▶ _TASK OBJECTIVE_
Copy each line exactly.
■ ■ ■ ■ ■ ■ ■
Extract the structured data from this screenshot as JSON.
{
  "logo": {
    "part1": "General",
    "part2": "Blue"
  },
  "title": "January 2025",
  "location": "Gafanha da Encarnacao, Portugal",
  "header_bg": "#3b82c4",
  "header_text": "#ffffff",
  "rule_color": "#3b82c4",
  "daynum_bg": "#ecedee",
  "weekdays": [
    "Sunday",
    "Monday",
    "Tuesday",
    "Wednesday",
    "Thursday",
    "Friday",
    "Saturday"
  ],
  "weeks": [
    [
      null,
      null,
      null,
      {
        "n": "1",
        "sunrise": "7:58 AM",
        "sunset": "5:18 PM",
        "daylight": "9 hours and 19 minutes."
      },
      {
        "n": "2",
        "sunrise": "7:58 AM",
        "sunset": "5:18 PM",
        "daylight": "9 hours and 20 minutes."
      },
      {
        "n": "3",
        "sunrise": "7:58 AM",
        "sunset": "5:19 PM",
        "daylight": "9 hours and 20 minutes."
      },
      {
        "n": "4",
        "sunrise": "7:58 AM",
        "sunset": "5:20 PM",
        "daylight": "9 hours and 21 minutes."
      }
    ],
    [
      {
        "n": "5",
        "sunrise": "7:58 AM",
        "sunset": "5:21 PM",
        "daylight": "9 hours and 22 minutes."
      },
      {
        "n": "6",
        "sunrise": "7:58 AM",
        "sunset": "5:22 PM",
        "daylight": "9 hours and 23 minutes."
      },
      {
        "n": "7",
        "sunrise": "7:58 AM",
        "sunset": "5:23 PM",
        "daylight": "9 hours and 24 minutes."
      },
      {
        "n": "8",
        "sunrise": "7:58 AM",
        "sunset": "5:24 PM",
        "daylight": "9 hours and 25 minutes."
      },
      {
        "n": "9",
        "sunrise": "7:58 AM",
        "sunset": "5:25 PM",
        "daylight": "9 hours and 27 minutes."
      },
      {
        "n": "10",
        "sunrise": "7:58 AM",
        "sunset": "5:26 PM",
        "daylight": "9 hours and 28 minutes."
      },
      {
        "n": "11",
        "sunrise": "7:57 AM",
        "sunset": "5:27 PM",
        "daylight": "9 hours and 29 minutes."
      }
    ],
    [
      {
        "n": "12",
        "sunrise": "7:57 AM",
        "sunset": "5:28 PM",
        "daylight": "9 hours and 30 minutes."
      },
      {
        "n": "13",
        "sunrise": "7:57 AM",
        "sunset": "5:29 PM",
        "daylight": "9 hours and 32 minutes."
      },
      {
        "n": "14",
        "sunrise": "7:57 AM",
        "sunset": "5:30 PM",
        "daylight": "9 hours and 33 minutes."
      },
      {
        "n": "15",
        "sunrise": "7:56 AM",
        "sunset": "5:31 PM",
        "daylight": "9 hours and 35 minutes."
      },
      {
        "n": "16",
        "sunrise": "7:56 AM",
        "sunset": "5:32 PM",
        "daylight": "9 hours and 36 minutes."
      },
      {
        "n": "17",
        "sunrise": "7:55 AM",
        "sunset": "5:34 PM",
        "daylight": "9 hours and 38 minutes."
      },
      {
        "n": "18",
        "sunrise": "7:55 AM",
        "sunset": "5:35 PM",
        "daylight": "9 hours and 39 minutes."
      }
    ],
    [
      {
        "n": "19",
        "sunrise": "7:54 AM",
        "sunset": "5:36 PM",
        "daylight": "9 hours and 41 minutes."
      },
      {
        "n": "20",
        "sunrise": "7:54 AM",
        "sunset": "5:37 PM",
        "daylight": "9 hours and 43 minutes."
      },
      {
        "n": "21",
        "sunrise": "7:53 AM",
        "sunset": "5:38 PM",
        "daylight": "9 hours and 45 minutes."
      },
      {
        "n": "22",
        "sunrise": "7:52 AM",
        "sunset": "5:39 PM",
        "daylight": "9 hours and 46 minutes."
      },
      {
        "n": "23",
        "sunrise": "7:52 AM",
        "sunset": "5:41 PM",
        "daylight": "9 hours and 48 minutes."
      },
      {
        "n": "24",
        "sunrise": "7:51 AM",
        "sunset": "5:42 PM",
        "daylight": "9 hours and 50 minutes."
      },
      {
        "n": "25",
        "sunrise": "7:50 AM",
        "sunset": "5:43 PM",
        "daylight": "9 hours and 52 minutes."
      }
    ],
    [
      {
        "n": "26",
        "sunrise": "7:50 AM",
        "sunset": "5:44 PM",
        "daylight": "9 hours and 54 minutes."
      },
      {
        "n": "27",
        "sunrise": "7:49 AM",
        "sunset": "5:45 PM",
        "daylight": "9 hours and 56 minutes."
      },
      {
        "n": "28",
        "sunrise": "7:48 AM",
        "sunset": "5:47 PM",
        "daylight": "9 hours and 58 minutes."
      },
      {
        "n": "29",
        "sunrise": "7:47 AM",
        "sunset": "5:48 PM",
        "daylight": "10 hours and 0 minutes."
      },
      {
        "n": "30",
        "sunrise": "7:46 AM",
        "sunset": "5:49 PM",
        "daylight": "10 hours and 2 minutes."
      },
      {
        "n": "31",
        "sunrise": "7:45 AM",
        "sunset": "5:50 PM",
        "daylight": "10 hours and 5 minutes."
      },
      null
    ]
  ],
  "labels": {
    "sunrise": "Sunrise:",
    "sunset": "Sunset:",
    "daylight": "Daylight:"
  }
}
■ ■ ■ ■ ■ ■ ■
▶ _SOLUTION FOR THIS EXERCISE_
Extract the structured data from this screenshot as JSON.
{
  "logo": {
    "part1": "General",
    "part2": "Blue"
  },
  "title": "January 2025",
  "location": "Gafanha da Encarnacao, Portugal",
  "header_bg": "#3b82c4",
  "header_text": "#ffffff",
  "rule_color": "#3b82c4",
  "daynum_bg": "#ecedee",
  "weekdays": [
    "Sunday",
    "Monday",
    "Tuesday",
    "Wednesday",
    "Thursday",
    "Friday",
    "Saturday"
  ],
  "weeks": [
    [
      null,
      null,
      null,
      {
        "n": "1",
        "sunrise": "7:58 AM",
        "sunset": "5:18 PM",
        "daylight": "9 hours and 19 minutes."
      },
      {
        "n": "2",
        "sunrise": "7:58 AM",
        "sunset": "5:18 PM",
        "daylight": "9 hours and 20 minutes."
      },
      {
        "n": "3",
        "sunrise": "7:58 AM",
        "sunset": "5:19 PM",
        "daylight": "9 hours and 20 minutes."
      },
      {
        "n": "4",
        "sunrise": "7:58 AM",
        "sunset": "5:20 PM",
        "daylight": "9 hours and 21 minutes."
      }
    ],
    [
      {
        "n": "5",
        "sunrise": "7:58 AM",
        "sunset": "5:21 PM",
        "daylight": "9 hours and 22 minutes."
      },
      {
        "n": "6",
        "sunrise": "7:58 AM",
        "sunset": "5:22 PM",
        "daylight": "9 hours and 23 minutes."
      },
      {
        "n": "7",
        "sunrise": "7:58 AM",
        "sunset": "5:23 PM",
        "daylight": "9 hours and 24 minutes."
      },
      {
        "n": "8",
        "sunrise": "7:58 AM",
        "sunset": "5:24 PM",
        "daylight": "9 hours and 25 minutes."
      },
      {
        "n": "9",
        "sunrise": "7:58 AM",
        "sunset": "5:25 PM",
        "daylight": "9 hours and 27 minutes."
      },
      {
        "n": "10",
        "sunrise": "7:58 AM",
        "sunset": "5:26 PM",
        "daylight": "9 hours and 28 minutes."
      },
      {
        "n": "11",
        "sunrise": "7:57 AM",
        "sunset": "5:27 PM",
        "daylight": "9 hours and 29 minutes."
      }
    ],
    [
      {
        "n": "12",
        "sunrise": "7:57 AM",
        "sunset": "5:28 PM",
        "daylight": "9 hours and 30 minutes."
      },
      {
        "n": "13",
        "sunrise": "7:57 AM",
        "sunset": "5:29 PM",
        "daylight": "9 hours and 32 minutes."
      },
      {
        "n": "14",
        "sunrise": "7:57 AM",
        "sunset": "5:30 PM",
        "daylight": "9 hours and 33 minutes."
      },
      {
        "n": "15",
        "sunrise": "7:56 AM",
        "sunset": "5:31 PM",
        "daylight": "9 hours and 35 minutes."
      },
      {
        "n": "16",
        "sunrise": "7:56 AM",
        "sunset": "5:32 PM",
        "daylight": "9 hours and 36 minutes."
      },
      {
        "n": "17",
        "sunrise": "7:55 AM",
        "sunset": "5:34 PM",
        "daylight": "9 hours and 38 minutes."
      },
      {
        "n": "18",
        "sunrise": "7:55 AM",
        "sunset": "5:35 PM",
        "daylight": "9 hours and 39 minutes."
      }
    ],
    [
      {
        "n": "19",
        "sunrise": "7:54 AM",
        "sunset": "5:36 PM",
        "daylight": "9 hours and 41 minutes."
      },
      {
        "n": "20",
        "sunrise": "7:54 AM",
        "sunset": "5:37 PM",
        "daylight": "9 hours and 43 minutes."
      },
      {
        "n": "21",
        "sunrise": "7:53 AM",
        "sunset": "5:38 PM",
        "daylight": "9 hours and 45 minutes."
      },
      {
        "n": "22",
        "sunrise": "7:52 AM",
        "sunset": "5:39 PM",
        "daylight": "9 hours and 46 minutes."
      },
      {
        "n": "23",
        "sunrise": "7:52 AM",
        "sunset": "5:41 PM",
        "daylight": "9 hours and 48 minutes."
      },
      {
        "n": "24",
        "sunrise": "7:51 AM",
        "sunset": "5:42 PM",
        "daylight": "9 hours and 50 minutes."
      },
      {
        "n": "25",
        "sunrise": "7:50 AM",
        "sunset": "5:43 PM",
        "daylight": "9 hours and 52 minutes."
      }
    ],
    [
      {
        "n": "26",
        "sunrise": "7:50 AM",
        "sunset": "5:44 PM",
        "daylight": "9 hours and 54 minutes."
      },
      {
        "n": "27",
        "sunrise": "7:49 AM",
        "sunset": "5:45 PM",
        "daylight": "9 hours and 56 minutes."
      },
      {
        "n": "28",
        "sunrise": "7:48 AM",
        "sunset": "5:47 PM",
        "daylight": "9 hours and 58 minutes."
      },
      {
        "n": "29",
        "sunrise": "7:47 AM",
        "sunset": "5:48 PM",
        "daylight": "10 hours and 0 minutes."
      },
      {
        "n": "30",
        "sunrise": "7:46 AM",
        "sunset": "5:49 PM",
        "daylight": "10 hours and 2 minutes."
      },
      {
        "n": "31",
        "sunrise": "7:45 AM",
        "sunset": "5:50 PM",
        "daylight": "10 hours and 5 minutes."
      },
      null
    ]
  ],
  "labels": {
    "sunrise": "Sunrise:",
    "sunset": "Sunset:",
    "daylight": "Daylight:"
  }
}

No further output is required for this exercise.